My first job after college was as a teacher in Cotulla, Texas, in a small Mexican-American school. Few of them could speak English and I couldn't speak much Spanish. My students were poor and they often came to class without breakfast and hungry. And they knew even in their youth the pain of prejudice. They never seemed to know why people disliked them, but they knew it was so because I saw it in their eyes. I often walked home late in the afternoon after the classes were finished wishing there was more that I could do. But all I knew was to teach them the little that I knew, hoping that I might help them against the hardships that lay ahead. And somehow you never forget what poverty and hatred can do when you see its scars on the hopeful face of a young child. I never thought then, in 1928, that I would be standing here in 1965. It never even occurred to me in my fondest dreams that I might have the chance to help the sons and daughters of those students, and to help people like them all over this country. But now I do have that chance. And I'll let you in on a secret— I mean to use it. And I hope that you will use it with me.148
Perhaps it is fitting that we close with Johnson, who struggled to summon his better angels to transcend his fallibility. This has been the story of our country’s ongoing freedom march - sometimes rocky and sometimes violent - toward full opportunity and dignity for all. Looking back over the past fifty years, everyone one of us who dares to dream stands on the shoulders of those young people in Birmingham and the previous generations who gave their time and sometimes their lives, to open hearts, minds, and opportunity.

ASSIGNMENT:
Continue the passage about Cotulla, Johnson, and the nation's freedom march from the point where it stops.

GIVEN ENTRIES:

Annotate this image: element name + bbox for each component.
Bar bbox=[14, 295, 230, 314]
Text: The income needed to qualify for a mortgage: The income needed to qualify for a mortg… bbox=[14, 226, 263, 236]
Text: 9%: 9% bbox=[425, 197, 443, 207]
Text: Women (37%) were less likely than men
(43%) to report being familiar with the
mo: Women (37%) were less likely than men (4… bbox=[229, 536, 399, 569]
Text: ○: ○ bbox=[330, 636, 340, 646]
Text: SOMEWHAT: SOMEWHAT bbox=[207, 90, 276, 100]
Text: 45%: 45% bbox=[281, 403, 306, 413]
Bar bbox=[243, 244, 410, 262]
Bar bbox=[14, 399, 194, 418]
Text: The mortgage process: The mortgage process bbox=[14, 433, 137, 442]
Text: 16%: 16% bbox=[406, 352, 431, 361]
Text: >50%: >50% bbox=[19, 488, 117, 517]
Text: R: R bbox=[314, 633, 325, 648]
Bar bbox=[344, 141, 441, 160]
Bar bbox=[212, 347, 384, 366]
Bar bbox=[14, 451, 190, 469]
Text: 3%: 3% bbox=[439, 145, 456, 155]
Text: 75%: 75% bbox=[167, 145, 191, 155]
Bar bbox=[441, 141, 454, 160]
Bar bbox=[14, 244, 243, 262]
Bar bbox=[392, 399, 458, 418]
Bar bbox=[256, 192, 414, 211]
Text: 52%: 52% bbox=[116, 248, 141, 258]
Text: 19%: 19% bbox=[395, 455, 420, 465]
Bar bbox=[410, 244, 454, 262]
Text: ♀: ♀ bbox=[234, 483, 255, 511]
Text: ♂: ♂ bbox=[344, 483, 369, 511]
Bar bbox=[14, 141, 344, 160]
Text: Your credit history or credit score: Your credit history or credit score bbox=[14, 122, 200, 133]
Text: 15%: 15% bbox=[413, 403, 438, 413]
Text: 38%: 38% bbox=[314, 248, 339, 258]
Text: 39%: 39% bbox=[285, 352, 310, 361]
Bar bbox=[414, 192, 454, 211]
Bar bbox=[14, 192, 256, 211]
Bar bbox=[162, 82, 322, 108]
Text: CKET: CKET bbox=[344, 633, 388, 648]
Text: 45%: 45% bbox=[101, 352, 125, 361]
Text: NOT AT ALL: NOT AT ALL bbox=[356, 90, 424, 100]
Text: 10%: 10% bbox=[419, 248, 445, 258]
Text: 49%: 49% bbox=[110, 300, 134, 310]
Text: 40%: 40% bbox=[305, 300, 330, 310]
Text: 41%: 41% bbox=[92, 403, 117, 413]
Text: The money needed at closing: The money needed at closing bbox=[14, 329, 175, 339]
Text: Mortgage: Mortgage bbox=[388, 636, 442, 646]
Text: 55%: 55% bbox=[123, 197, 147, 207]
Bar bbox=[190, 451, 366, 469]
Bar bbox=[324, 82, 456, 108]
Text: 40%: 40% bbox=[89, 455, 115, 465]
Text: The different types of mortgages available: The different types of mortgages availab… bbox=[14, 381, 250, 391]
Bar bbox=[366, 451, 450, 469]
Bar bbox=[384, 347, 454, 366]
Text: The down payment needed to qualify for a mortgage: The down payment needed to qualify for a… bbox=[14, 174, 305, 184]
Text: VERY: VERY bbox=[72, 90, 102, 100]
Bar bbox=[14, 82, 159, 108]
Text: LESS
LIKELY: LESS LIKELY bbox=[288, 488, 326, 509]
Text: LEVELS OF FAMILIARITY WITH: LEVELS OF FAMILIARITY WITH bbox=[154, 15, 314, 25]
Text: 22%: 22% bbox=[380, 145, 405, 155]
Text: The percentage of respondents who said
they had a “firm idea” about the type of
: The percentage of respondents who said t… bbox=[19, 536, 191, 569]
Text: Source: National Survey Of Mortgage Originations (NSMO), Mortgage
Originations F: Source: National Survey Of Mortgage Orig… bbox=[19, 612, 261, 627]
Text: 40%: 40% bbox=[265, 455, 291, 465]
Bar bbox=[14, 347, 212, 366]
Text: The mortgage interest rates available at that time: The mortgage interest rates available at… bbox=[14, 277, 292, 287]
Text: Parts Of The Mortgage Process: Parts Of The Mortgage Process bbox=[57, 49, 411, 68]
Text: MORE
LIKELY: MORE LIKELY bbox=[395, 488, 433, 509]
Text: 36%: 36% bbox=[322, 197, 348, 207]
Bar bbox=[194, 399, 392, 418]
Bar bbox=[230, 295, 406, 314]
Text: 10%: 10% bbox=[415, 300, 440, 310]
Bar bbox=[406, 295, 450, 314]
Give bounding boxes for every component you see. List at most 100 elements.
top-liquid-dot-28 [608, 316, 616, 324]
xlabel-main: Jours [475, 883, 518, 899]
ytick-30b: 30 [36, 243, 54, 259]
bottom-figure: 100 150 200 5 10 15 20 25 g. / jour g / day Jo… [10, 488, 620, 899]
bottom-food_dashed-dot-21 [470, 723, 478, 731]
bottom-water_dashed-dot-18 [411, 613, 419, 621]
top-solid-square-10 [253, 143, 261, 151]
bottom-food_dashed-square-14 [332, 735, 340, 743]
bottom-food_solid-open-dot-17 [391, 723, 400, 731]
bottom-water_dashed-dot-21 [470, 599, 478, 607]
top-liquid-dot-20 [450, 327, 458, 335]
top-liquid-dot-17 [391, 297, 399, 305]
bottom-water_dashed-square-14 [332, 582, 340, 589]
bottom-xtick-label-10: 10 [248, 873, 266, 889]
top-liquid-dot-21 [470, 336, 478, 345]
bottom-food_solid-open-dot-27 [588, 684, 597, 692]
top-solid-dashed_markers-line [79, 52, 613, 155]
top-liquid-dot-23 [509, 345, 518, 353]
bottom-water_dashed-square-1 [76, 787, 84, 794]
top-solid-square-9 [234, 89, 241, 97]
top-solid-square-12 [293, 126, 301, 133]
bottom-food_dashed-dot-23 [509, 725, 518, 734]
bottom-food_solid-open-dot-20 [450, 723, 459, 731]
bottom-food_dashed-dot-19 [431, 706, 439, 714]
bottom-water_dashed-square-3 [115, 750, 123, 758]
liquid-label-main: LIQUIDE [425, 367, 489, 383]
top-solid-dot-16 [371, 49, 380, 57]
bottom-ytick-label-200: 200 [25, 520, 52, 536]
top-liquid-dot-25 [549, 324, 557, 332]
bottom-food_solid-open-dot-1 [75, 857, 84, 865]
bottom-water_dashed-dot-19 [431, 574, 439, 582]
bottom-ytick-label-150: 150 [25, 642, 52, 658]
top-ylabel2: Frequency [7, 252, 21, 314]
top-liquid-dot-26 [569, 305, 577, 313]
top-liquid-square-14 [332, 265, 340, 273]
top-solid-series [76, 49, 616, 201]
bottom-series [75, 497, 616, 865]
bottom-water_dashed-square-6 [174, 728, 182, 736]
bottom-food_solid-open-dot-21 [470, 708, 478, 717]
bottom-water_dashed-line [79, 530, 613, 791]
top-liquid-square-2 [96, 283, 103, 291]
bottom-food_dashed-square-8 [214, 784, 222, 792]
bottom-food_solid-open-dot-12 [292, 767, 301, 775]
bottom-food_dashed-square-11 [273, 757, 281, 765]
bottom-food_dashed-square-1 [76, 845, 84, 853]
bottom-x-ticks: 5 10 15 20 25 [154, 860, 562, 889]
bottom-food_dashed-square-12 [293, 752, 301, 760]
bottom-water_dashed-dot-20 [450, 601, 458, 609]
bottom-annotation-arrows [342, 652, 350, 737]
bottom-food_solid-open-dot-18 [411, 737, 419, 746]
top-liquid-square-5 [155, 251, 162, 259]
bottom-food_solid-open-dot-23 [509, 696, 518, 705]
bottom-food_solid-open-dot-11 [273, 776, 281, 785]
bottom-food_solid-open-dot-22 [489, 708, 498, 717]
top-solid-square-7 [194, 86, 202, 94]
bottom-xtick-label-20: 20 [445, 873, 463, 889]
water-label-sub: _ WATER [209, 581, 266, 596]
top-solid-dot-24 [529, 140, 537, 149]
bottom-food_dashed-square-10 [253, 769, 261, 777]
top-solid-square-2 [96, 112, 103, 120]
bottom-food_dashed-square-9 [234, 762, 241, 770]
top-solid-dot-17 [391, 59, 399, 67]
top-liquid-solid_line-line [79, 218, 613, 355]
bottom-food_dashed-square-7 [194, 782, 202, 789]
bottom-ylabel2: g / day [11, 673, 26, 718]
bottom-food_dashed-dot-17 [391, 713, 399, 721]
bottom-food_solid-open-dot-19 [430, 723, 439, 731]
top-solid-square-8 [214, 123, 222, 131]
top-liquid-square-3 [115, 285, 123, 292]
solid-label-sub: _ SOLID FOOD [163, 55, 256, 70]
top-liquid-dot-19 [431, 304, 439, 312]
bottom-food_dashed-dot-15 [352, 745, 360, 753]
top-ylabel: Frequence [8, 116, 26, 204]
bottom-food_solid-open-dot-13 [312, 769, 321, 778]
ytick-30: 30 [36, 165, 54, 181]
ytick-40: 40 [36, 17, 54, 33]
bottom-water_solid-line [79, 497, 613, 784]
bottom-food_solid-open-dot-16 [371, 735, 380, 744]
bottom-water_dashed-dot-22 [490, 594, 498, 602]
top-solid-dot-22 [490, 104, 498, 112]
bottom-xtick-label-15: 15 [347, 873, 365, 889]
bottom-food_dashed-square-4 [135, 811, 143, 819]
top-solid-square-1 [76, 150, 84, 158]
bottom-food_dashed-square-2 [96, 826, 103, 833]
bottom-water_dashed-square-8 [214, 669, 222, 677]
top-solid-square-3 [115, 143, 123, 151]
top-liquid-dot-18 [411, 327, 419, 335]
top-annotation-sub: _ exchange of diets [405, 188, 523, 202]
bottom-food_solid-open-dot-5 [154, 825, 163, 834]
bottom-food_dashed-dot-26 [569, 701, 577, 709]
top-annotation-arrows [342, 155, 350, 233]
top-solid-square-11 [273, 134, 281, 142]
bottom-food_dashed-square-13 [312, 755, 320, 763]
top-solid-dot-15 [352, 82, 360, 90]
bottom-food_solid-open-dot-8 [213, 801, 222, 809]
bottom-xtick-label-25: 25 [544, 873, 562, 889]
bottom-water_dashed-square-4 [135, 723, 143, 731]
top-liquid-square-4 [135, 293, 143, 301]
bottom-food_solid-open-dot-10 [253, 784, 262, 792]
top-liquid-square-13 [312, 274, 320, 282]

ANSWER TO THIS TASK:
This story makes clear though that the progress has been inchoate at best: our benevolent self-interest in ensuring opportunities for ourselves or loved ones has impelled much forward movement, while creative empathy for those viewed as “other” has proven to be a more checkered catalyst. Consider the issue of race - the original catalyst for the Act. While progress in eradicating race discrimination is difficult to deny, redressing racial discrimination remains a persistent and central challenge of our times.
Thus, looking forward to our unfinished business over the next fifty years, it is necessary to remember whatever progress has been achieved was not inevitable, nor was it smooth and free from demoralizing setbacks, nor is it irrevocable. The Civil Rights Act (and the subsequent legislation it inspired) remains a bulwark. By expanding ideas of equality “as old as the scriptures and . . . as clear as the American Constitution”149 to the economic sphere, it enshrined them in the ideals of American civil society. This triggered an ongoing American and increasingly international conversation about the scope and substance of these fundamental human rights, which in my humble opinion, are as concretely and more consciously integral to our daily lives than even the Magna Carta itself!